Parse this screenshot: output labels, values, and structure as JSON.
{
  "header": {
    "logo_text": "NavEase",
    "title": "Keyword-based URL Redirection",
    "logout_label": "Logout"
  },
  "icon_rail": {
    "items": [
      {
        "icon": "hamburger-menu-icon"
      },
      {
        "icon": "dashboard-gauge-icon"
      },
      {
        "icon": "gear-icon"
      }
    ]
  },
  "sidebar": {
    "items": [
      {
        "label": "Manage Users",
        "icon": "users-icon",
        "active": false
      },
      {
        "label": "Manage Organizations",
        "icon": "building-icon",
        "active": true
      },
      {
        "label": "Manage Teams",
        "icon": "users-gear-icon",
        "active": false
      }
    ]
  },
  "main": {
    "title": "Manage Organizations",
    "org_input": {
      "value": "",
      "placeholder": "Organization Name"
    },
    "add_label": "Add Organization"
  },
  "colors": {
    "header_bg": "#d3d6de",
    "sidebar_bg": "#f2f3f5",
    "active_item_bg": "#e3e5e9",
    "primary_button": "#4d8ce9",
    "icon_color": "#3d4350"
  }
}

--

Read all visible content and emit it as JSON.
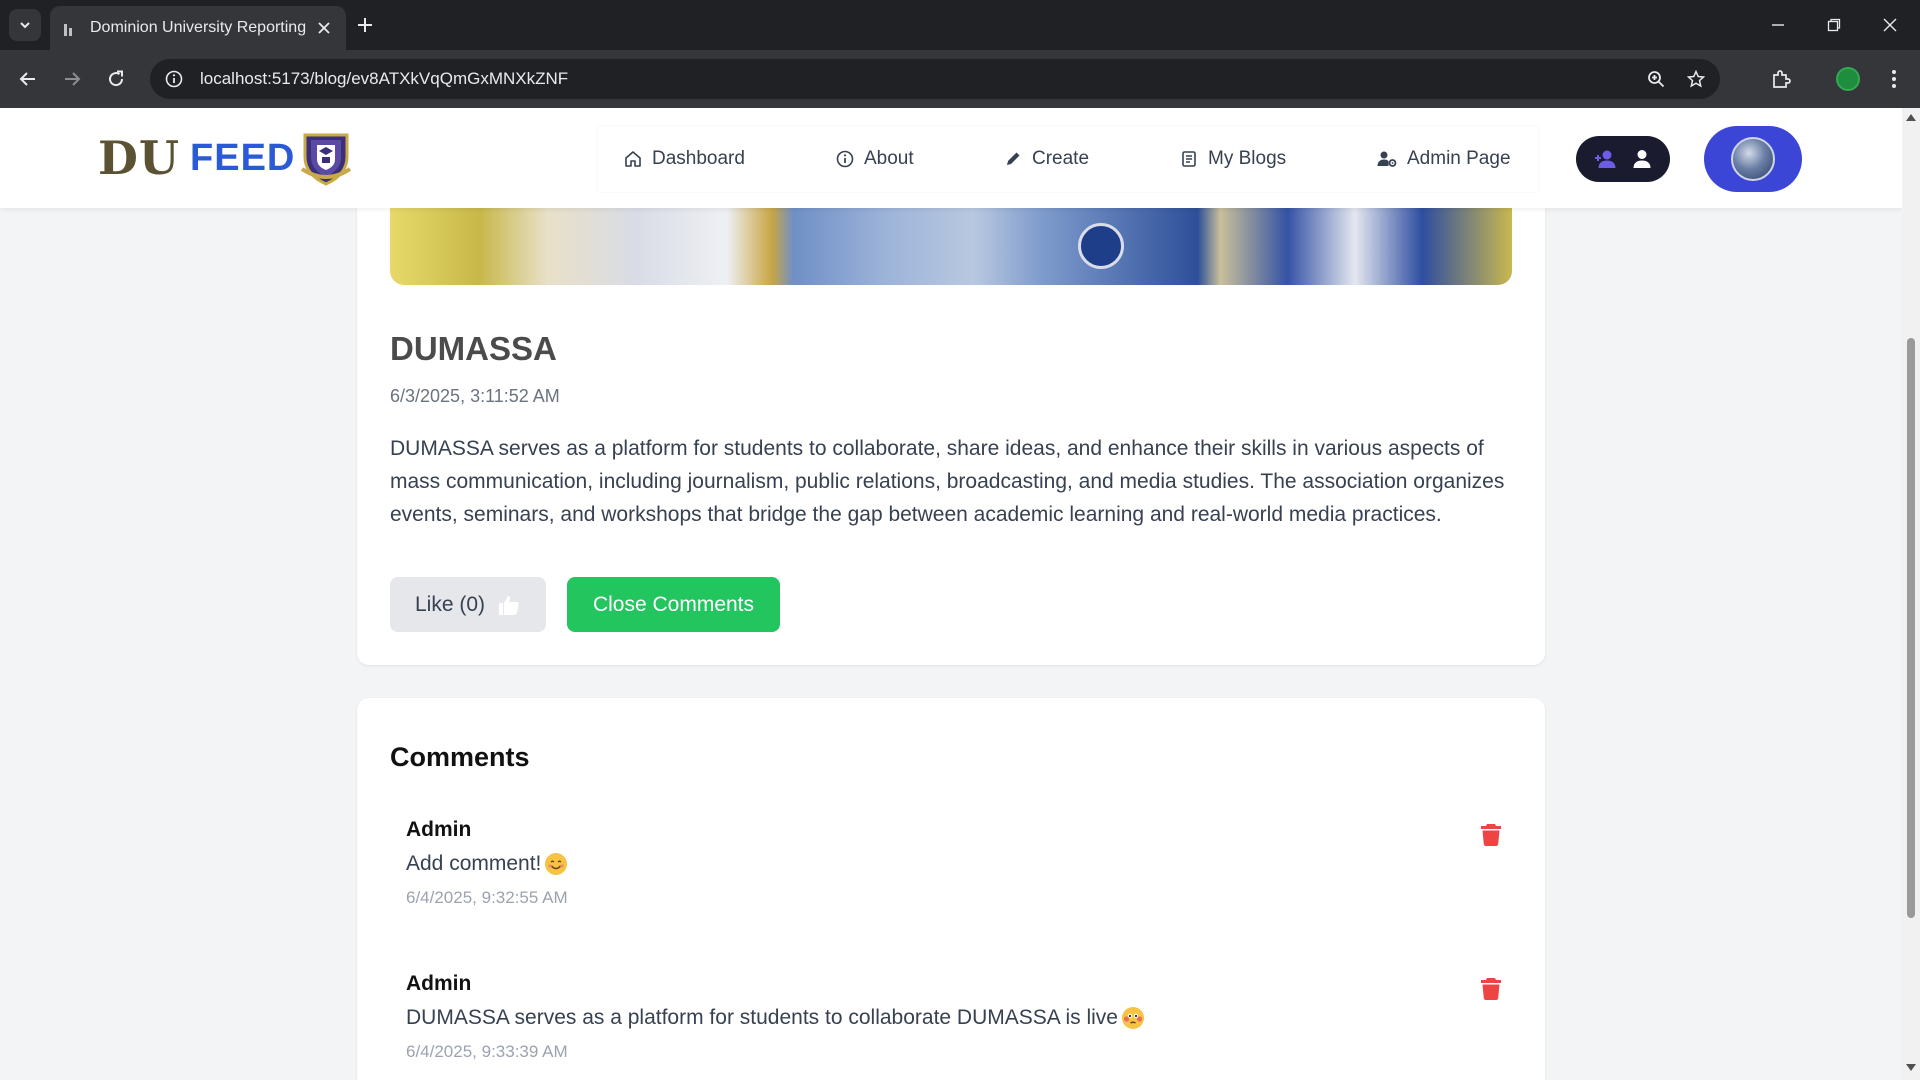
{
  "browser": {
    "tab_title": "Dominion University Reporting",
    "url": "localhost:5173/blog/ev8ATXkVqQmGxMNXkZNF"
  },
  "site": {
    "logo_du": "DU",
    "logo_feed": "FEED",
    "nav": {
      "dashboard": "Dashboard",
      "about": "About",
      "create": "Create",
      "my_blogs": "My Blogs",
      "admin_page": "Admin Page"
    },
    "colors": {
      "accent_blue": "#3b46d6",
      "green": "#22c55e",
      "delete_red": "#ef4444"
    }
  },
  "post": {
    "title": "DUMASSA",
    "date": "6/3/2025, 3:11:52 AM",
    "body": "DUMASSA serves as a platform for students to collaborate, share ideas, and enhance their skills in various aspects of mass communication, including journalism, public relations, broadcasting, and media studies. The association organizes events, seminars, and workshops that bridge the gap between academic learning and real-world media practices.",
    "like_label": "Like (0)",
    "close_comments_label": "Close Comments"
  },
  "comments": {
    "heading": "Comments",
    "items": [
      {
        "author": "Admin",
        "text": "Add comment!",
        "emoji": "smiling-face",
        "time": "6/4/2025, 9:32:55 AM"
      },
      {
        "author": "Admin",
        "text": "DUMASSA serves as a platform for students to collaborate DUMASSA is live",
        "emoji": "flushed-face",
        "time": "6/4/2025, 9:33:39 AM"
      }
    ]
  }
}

# [PROBLEM DESCRIPTION]
The lines to collect are those holding the string "DUMASSA"; copy them all.

# [RESPONSE TO THIS TASK]
    "title": "DUMASSA",
    "body": "DUMASSA serves as a platform for students to collaborate, share ideas, and enhance their skills in various aspects of mass communication, including journalism, public relations, broadcasting, and media studies. The association organizes events, seminars, and workshops that bridge the gap between academic learning and real-world media practices.",
        "text": "DUMASSA serves as a platform for students to collaborate DUMASSA is live",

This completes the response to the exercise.